**Task brief**
Rewrite the items from the line with "What elements are" up to and including the line with "legend-dot — [240, 292, 252, 304]", changing "ring-target" to "target-ring" and leaving everything else unchanged. Leave out the pictures.

**Working data**
· · · ·
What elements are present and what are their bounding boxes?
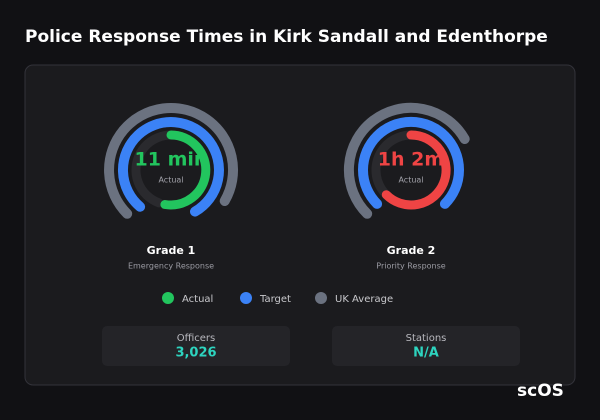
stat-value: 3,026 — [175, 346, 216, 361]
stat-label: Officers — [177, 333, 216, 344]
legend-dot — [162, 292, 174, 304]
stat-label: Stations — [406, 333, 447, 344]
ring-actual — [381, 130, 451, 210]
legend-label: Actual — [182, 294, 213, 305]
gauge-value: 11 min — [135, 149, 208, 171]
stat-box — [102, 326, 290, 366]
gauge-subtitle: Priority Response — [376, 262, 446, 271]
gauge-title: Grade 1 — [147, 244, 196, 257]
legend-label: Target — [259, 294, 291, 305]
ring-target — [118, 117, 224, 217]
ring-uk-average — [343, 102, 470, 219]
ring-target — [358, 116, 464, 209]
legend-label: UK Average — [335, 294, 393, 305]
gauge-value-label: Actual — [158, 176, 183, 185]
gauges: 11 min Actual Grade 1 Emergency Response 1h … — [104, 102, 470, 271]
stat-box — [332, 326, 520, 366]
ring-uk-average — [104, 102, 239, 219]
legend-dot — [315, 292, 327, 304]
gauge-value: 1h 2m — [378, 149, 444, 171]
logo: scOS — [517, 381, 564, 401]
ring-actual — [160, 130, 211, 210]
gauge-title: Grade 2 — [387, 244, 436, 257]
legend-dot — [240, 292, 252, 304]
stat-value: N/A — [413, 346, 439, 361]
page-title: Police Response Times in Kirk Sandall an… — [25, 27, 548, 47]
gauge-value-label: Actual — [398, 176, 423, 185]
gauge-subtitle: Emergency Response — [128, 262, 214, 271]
· · · ·
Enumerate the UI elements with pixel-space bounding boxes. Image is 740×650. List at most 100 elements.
· · · ·
**Task result**
What elements are present and what are their bounding boxes?
stat-value: 3,026 — [175, 346, 216, 361]
stat-label: Officers — [177, 333, 216, 344]
legend-dot — [162, 292, 174, 304]
stat-label: Stations — [406, 333, 447, 344]
ring-actual — [381, 130, 451, 210]
legend-label: Actual — [182, 294, 213, 305]
gauge-value: 11 min — [135, 149, 208, 171]
stat-box — [102, 326, 290, 366]
gauge-subtitle: Priority Response — [376, 262, 446, 271]
gauge-title: Grade 1 — [147, 244, 196, 257]
legend-label: Target — [259, 294, 291, 305]
target-ring — [118, 117, 224, 217]
ring-uk-average — [343, 102, 470, 219]
target-ring — [358, 116, 464, 209]
legend-label: UK Average — [335, 294, 393, 305]
gauge-value-label: Actual — [158, 176, 183, 185]
gauges: 11 min Actual Grade 1 Emergency Response 1h … — [104, 102, 470, 271]
stat-box — [332, 326, 520, 366]
ring-uk-average — [104, 102, 239, 219]
legend-dot — [315, 292, 327, 304]
gauge-value: 1h 2m — [378, 149, 444, 171]
logo: scOS — [517, 381, 564, 401]
ring-actual — [160, 130, 211, 210]
gauge-title: Grade 2 — [387, 244, 436, 257]
legend-dot — [240, 292, 252, 304]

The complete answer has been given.